Exercise brief:
Write out the whole listing again, exactly as given.

Input rows:
▽

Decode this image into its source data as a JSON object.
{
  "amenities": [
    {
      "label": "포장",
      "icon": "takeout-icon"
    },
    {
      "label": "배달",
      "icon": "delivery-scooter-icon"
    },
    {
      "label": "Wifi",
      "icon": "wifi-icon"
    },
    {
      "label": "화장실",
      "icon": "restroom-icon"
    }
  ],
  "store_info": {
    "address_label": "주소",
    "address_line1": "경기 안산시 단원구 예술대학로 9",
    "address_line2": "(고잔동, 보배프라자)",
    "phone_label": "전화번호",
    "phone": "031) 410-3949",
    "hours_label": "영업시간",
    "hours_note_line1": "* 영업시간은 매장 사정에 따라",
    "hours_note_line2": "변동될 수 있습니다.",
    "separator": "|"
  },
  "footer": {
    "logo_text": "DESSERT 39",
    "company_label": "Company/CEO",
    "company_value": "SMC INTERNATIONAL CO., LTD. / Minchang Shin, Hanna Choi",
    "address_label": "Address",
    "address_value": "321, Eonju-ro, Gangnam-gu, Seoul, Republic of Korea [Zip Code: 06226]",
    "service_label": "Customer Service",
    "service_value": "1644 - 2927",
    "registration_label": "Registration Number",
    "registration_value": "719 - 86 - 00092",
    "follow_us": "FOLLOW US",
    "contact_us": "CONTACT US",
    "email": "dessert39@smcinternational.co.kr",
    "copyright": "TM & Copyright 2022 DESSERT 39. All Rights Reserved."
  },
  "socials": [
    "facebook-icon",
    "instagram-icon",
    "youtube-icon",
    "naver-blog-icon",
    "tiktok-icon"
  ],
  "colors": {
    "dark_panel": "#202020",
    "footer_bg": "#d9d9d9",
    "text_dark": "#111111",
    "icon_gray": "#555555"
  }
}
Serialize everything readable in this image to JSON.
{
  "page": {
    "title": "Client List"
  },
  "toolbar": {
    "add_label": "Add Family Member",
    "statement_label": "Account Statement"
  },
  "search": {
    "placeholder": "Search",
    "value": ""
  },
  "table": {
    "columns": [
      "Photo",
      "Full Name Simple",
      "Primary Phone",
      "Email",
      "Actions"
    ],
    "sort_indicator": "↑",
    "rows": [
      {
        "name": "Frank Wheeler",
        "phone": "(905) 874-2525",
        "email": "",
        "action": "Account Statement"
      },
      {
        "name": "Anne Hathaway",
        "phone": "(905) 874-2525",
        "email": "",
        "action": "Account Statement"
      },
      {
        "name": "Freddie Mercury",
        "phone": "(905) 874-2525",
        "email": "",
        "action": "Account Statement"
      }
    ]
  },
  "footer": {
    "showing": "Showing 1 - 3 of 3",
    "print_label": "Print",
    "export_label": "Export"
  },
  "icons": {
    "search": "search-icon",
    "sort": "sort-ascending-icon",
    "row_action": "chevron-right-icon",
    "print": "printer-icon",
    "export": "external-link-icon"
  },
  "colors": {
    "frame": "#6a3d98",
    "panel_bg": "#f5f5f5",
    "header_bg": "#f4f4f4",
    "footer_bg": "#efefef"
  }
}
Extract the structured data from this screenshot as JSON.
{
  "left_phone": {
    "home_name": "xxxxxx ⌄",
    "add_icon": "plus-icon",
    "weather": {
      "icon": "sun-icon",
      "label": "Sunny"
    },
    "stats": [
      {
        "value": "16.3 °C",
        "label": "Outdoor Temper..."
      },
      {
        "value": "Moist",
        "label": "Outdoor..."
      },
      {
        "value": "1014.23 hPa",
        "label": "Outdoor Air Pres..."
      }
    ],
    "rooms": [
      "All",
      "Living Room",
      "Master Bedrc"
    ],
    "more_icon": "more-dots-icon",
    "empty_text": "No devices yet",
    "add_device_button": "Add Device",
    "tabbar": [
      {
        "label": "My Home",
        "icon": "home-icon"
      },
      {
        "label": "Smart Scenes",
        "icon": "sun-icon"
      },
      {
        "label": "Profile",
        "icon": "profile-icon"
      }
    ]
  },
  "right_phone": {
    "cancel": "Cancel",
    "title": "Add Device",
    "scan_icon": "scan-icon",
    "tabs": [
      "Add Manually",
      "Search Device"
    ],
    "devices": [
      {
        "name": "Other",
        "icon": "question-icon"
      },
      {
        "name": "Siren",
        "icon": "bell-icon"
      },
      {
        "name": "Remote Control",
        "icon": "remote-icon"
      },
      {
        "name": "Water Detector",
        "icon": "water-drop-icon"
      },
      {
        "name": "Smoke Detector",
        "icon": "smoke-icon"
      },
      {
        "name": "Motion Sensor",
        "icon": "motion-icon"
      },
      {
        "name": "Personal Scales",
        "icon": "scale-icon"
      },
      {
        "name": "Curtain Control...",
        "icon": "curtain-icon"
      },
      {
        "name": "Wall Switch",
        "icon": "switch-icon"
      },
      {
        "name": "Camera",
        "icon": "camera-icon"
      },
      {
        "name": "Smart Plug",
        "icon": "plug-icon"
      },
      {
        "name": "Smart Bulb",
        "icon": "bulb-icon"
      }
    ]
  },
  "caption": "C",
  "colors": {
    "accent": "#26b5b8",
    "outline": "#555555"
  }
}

△

Response:
Decode this image into its source data as a JSON object.
{
  "amenities": [
    {
      "label": "포장",
      "icon": "takeout-icon"
    },
    {
      "label": "배달",
      "icon": "delivery-scooter-icon"
    },
    {
      "label": "Wifi",
      "icon": "wifi-icon"
    },
    {
      "label": "화장실",
      "icon": "restroom-icon"
    }
  ],
  "store_info": {
    "address_label": "주소",
    "address_line1": "경기 안산시 단원구 예술대학로 9",
    "address_line2": "(고잔동, 보배프라자)",
    "phone_label": "전화번호",
    "phone": "031) 410-3949",
    "hours_label": "영업시간",
    "hours_note_line1": "* 영업시간은 매장 사정에 따라",
    "hours_note_line2": "변동될 수 있습니다.",
    "separator": "|"
  },
  "footer": {
    "logo_text": "DESSERT 39",
    "company_label": "Company/CEO",
    "company_value": "SMC INTERNATIONAL CO., LTD. / Minchang Shin, Hanna Choi",
    "address_label": "Address",
    "address_value": "321, Eonju-ro, Gangnam-gu, Seoul, Republic of Korea [Zip Code: 06226]",
    "service_label": "Customer Service",
    "service_value": "1644 - 2927",
    "registration_label": "Registration Number",
    "registration_value": "719 - 86 - 00092",
    "follow_us": "FOLLOW US",
    "contact_us": "CONTACT US",
    "email": "dessert39@smcinternational.co.kr",
    "copyright": "TM & Copyright 2022 DESSERT 39. All Rights Reserved."
  },
  "socials": [
    "facebook-icon",
    "instagram-icon",
    "youtube-icon",
    "naver-blog-icon",
    "tiktok-icon"
  ],
  "colors": {
    "dark_panel": "#202020",
    "footer_bg": "#d9d9d9",
    "text_dark": "#111111",
    "icon_gray": "#555555"
  }
}
Serialize everything readable in this image to JSON.
{
  "page": {
    "title": "Client List"
  },
  "toolbar": {
    "add_label": "Add Family Member",
    "statement_label": "Account Statement"
  },
  "search": {
    "placeholder": "Search",
    "value": ""
  },
  "table": {
    "columns": [
      "Photo",
      "Full Name Simple",
      "Primary Phone",
      "Email",
      "Actions"
    ],
    "sort_indicator": "↑",
    "rows": [
      {
        "name": "Frank Wheeler",
        "phone": "(905) 874-2525",
        "email": "",
        "action": "Account Statement"
      },
      {
        "name": "Anne Hathaway",
        "phone": "(905) 874-2525",
        "email": "",
        "action": "Account Statement"
      },
      {
        "name": "Freddie Mercury",
        "phone": "(905) 874-2525",
        "email": "",
        "action": "Account Statement"
      }
    ]
  },
  "footer": {
    "showing": "Showing 1 - 3 of 3",
    "print_label": "Print",
    "export_label": "Export"
  },
  "icons": {
    "search": "search-icon",
    "sort": "sort-ascending-icon",
    "row_action": "chevron-right-icon",
    "print": "printer-icon",
    "export": "external-link-icon"
  },
  "colors": {
    "frame": "#6a3d98",
    "panel_bg": "#f5f5f5",
    "header_bg": "#f4f4f4",
    "footer_bg": "#efefef"
  }
}
Extract the structured data from this screenshot as JSON.
{
  "left_phone": {
    "home_name": "xxxxxx ⌄",
    "add_icon": "plus-icon",
    "weather": {
      "icon": "sun-icon",
      "label": "Sunny"
    },
    "stats": [
      {
        "value": "16.3 °C",
        "label": "Outdoor Temper..."
      },
      {
        "value": "Moist",
        "label": "Outdoor..."
      },
      {
        "value": "1014.23 hPa",
        "label": "Outdoor Air Pres..."
      }
    ],
    "rooms": [
      "All",
      "Living Room",
      "Master Bedrc"
    ],
    "more_icon": "more-dots-icon",
    "empty_text": "No devices yet",
    "add_device_button": "Add Device",
    "tabbar": [
      {
        "label": "My Home",
        "icon": "home-icon"
      },
      {
        "label": "Smart Scenes",
        "icon": "sun-icon"
      },
      {
        "label": "Profile",
        "icon": "profile-icon"
      }
    ]
  },
  "right_phone": {
    "cancel": "Cancel",
    "title": "Add Device",
    "scan_icon": "scan-icon",
    "tabs": [
      "Add Manually",
      "Search Device"
    ],
    "devices": [
      {
        "name": "Other",
        "icon": "question-icon"
      },
      {
        "name": "Siren",
        "icon": "bell-icon"
      },
      {
        "name": "Remote Control",
        "icon": "remote-icon"
      },
      {
        "name": "Water Detector",
        "icon": "water-drop-icon"
      },
      {
        "name": "Smoke Detector",
        "icon": "smoke-icon"
      },
      {
        "name": "Motion Sensor",
        "icon": "motion-icon"
      },
      {
        "name": "Personal Scales",
        "icon": "scale-icon"
      },
      {
        "name": "Curtain Control...",
        "icon": "curtain-icon"
      },
      {
        "name": "Wall Switch",
        "icon": "switch-icon"
      },
      {
        "name": "Camera",
        "icon": "camera-icon"
      },
      {
        "name": "Smart Plug",
        "icon": "plug-icon"
      },
      {
        "name": "Smart Bulb",
        "icon": "bulb-icon"
      }
    ]
  },
  "caption": "C",
  "colors": {
    "accent": "#26b5b8",
    "outline": "#555555"
  }
}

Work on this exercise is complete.